SHORT TASK: Extract all of the entries and give them again, word for word.

+--

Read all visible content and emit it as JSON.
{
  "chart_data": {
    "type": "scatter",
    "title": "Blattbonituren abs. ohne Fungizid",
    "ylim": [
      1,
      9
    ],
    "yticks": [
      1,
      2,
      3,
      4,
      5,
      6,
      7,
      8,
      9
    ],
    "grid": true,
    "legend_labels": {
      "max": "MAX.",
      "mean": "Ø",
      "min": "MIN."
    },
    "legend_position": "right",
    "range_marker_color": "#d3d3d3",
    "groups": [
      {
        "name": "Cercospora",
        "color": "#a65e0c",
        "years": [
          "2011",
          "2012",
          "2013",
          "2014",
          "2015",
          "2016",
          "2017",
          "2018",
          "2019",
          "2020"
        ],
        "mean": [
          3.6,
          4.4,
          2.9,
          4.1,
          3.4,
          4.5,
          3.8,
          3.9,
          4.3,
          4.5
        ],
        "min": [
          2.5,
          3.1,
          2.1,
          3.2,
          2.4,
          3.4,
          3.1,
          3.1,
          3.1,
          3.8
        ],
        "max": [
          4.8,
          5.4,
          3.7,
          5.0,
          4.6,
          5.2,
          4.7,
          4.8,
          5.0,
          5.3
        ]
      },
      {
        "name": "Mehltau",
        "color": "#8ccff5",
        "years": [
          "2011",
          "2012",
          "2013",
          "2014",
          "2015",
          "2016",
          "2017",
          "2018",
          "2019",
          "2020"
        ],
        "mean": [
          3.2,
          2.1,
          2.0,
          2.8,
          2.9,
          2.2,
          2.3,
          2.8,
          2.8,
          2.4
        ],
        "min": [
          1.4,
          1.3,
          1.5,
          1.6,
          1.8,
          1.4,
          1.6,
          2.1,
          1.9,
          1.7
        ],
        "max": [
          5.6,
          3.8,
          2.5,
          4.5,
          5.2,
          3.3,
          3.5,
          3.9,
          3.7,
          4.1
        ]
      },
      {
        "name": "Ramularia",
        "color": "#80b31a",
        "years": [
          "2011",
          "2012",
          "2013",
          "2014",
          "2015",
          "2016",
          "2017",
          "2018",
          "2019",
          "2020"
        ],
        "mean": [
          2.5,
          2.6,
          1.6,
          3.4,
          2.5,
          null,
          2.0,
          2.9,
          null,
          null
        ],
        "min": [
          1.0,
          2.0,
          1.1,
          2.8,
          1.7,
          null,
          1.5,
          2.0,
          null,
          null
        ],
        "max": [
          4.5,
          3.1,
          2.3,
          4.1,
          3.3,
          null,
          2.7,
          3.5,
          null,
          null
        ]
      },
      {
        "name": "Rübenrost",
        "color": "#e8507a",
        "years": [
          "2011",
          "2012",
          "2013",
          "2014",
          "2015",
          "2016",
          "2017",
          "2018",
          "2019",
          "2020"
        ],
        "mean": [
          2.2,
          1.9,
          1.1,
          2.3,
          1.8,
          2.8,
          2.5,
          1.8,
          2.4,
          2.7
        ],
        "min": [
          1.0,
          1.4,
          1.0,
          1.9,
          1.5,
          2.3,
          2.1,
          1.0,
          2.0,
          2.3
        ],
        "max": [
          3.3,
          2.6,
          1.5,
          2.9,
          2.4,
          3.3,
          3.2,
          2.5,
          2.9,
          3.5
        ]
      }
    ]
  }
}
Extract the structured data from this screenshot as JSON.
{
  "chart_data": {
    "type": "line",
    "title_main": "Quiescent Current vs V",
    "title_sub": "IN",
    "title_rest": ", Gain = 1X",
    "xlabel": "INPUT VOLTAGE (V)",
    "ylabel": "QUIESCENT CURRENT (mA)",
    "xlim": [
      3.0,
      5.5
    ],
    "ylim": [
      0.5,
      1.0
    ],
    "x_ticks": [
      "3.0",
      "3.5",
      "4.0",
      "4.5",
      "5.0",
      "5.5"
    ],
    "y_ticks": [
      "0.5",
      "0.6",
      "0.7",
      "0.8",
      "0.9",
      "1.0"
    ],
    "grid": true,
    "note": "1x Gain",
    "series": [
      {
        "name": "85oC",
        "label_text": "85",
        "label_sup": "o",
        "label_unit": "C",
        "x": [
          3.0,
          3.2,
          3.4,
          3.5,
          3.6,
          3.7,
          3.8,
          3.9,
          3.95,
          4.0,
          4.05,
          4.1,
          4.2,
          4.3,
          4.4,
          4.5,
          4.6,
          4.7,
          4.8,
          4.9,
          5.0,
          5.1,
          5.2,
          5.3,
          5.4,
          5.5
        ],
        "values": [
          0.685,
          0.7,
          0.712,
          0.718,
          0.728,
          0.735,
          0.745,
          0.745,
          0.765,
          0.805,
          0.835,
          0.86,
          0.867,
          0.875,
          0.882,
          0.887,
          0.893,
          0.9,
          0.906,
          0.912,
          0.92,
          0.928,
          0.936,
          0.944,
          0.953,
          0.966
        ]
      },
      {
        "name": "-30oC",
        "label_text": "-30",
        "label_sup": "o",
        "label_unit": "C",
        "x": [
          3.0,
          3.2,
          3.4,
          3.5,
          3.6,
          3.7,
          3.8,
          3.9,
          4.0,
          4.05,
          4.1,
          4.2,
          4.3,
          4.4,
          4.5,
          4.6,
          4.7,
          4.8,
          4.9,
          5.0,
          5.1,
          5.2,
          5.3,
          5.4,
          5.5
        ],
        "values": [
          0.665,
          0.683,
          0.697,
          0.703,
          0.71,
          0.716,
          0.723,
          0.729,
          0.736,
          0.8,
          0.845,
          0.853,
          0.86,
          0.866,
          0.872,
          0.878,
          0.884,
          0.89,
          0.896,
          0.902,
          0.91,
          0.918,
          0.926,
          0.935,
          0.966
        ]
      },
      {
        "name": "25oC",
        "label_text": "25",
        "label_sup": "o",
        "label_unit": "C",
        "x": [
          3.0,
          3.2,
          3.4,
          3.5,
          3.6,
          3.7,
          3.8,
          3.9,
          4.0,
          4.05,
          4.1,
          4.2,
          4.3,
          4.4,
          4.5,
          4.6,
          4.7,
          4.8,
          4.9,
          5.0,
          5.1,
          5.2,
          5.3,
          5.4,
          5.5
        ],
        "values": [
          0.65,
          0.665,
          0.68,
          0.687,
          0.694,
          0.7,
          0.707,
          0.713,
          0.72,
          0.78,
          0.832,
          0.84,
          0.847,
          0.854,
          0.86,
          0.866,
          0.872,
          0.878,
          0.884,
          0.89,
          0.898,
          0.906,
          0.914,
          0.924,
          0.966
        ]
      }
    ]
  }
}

+--

CORRECT RESULT:
Read all visible content and emit it as JSON.
{
  "chart_data": {
    "type": "scatter",
    "title": "Blattbonituren abs. ohne Fungizid",
    "ylim": [
      1,
      9
    ],
    "yticks": [
      1,
      2,
      3,
      4,
      5,
      6,
      7,
      8,
      9
    ],
    "grid": true,
    "legend_labels": {
      "max": "MAX.",
      "mean": "Ø",
      "min": "MIN."
    },
    "legend_position": "right",
    "range_marker_color": "#d3d3d3",
    "groups": [
      {
        "name": "Cercospora",
        "color": "#a65e0c",
        "years": [
          "2011",
          "2012",
          "2013",
          "2014",
          "2015",
          "2016",
          "2017",
          "2018",
          "2019",
          "2020"
        ],
        "mean": [
          3.6,
          4.4,
          2.9,
          4.1,
          3.4,
          4.5,
          3.8,
          3.9,
          4.3,
          4.5
        ],
        "min": [
          2.5,
          3.1,
          2.1,
          3.2,
          2.4,
          3.4,
          3.1,
          3.1,
          3.1,
          3.8
        ],
        "max": [
          4.8,
          5.4,
          3.7,
          5.0,
          4.6,
          5.2,
          4.7,
          4.8,
          5.0,
          5.3
        ]
      },
      {
        "name": "Mehltau",
        "color": "#8ccff5",
        "years": [
          "2011",
          "2012",
          "2013",
          "2014",
          "2015",
          "2016",
          "2017",
          "2018",
          "2019",
          "2020"
        ],
        "mean": [
          3.2,
          2.1,
          2.0,
          2.8,
          2.9,
          2.2,
          2.3,
          2.8,
          2.8,
          2.4
        ],
        "min": [
          1.4,
          1.3,
          1.5,
          1.6,
          1.8,
          1.4,
          1.6,
          2.1,
          1.9,
          1.7
        ],
        "max": [
          5.6,
          3.8,
          2.5,
          4.5,
          5.2,
          3.3,
          3.5,
          3.9,
          3.7,
          4.1
        ]
      },
      {
        "name": "Ramularia",
        "color": "#80b31a",
        "years": [
          "2011",
          "2012",
          "2013",
          "2014",
          "2015",
          "2016",
          "2017",
          "2018",
          "2019",
          "2020"
        ],
        "mean": [
          2.5,
          2.6,
          1.6,
          3.4,
          2.5,
          null,
          2.0,
          2.9,
          null,
          null
        ],
        "min": [
          1.0,
          2.0,
          1.1,
          2.8,
          1.7,
          null,
          1.5,
          2.0,
          null,
          null
        ],
        "max": [
          4.5,
          3.1,
          2.3,
          4.1,
          3.3,
          null,
          2.7,
          3.5,
          null,
          null
        ]
      },
      {
        "name": "Rübenrost",
        "color": "#e8507a",
        "years": [
          "2011",
          "2012",
          "2013",
          "2014",
          "2015",
          "2016",
          "2017",
          "2018",
          "2019",
          "2020"
        ],
        "mean": [
          2.2,
          1.9,
          1.1,
          2.3,
          1.8,
          2.8,
          2.5,
          1.8,
          2.4,
          2.7
        ],
        "min": [
          1.0,
          1.4,
          1.0,
          1.9,
          1.5,
          2.3,
          2.1,
          1.0,
          2.0,
          2.3
        ],
        "max": [
          3.3,
          2.6,
          1.5,
          2.9,
          2.4,
          3.3,
          3.2,
          2.5,
          2.9,
          3.5
        ]
      }
    ]
  }
}
Extract the structured data from this screenshot as JSON.
{
  "chart_data": {
    "type": "line",
    "title_main": "Quiescent Current vs V",
    "title_sub": "IN",
    "title_rest": ", Gain = 1X",
    "xlabel": "INPUT VOLTAGE (V)",
    "ylabel": "QUIESCENT CURRENT (mA)",
    "xlim": [
      3.0,
      5.5
    ],
    "ylim": [
      0.5,
      1.0
    ],
    "x_ticks": [
      "3.0",
      "3.5",
      "4.0",
      "4.5",
      "5.0",
      "5.5"
    ],
    "y_ticks": [
      "0.5",
      "0.6",
      "0.7",
      "0.8",
      "0.9",
      "1.0"
    ],
    "grid": true,
    "note": "1x Gain",
    "series": [
      {
        "name": "85oC",
        "label_text": "85",
        "label_sup": "o",
        "label_unit": "C",
        "x": [
          3.0,
          3.2,
          3.4,
          3.5,
          3.6,
          3.7,
          3.8,
          3.9,
          3.95,
          4.0,
          4.05,
          4.1,
          4.2,
          4.3,
          4.4,
          4.5,
          4.6,
          4.7,
          4.8,
          4.9,
          5.0,
          5.1,
          5.2,
          5.3,
          5.4,
          5.5
        ],
        "values": [
          0.685,
          0.7,
          0.712,
          0.718,
          0.728,
          0.735,
          0.745,
          0.745,
          0.765,
          0.805,
          0.835,
          0.86,
          0.867,
          0.875,
          0.882,
          0.887,
          0.893,
          0.9,
          0.906,
          0.912,
          0.92,
          0.928,
          0.936,
          0.944,
          0.953,
          0.966
        ]
      },
      {
        "name": "-30oC",
        "label_text": "-30",
        "label_sup": "o",
        "label_unit": "C",
        "x": [
          3.0,
          3.2,
          3.4,
          3.5,
          3.6,
          3.7,
          3.8,
          3.9,
          4.0,
          4.05,
          4.1,
          4.2,
          4.3,
          4.4,
          4.5,
          4.6,
          4.7,
          4.8,
          4.9,
          5.0,
          5.1,
          5.2,
          5.3,
          5.4,
          5.5
        ],
        "values": [
          0.665,
          0.683,
          0.697,
          0.703,
          0.71,
          0.716,
          0.723,
          0.729,
          0.736,
          0.8,
          0.845,
          0.853,
          0.86,
          0.866,
          0.872,
          0.878,
          0.884,
          0.89,
          0.896,
          0.902,
          0.91,
          0.918,
          0.926,
          0.935,
          0.966
        ]
      },
      {
        "name": "25oC",
        "label_text": "25",
        "label_sup": "o",
        "label_unit": "C",
        "x": [
          3.0,
          3.2,
          3.4,
          3.5,
          3.6,
          3.7,
          3.8,
          3.9,
          4.0,
          4.05,
          4.1,
          4.2,
          4.3,
          4.4,
          4.5,
          4.6,
          4.7,
          4.8,
          4.9,
          5.0,
          5.1,
          5.2,
          5.3,
          5.4,
          5.5
        ],
        "values": [
          0.65,
          0.665,
          0.68,
          0.687,
          0.694,
          0.7,
          0.707,
          0.713,
          0.72,
          0.78,
          0.832,
          0.84,
          0.847,
          0.854,
          0.86,
          0.866,
          0.872,
          0.878,
          0.884,
          0.89,
          0.898,
          0.906,
          0.914,
          0.924,
          0.966
        ]
      }
    ]
  }
}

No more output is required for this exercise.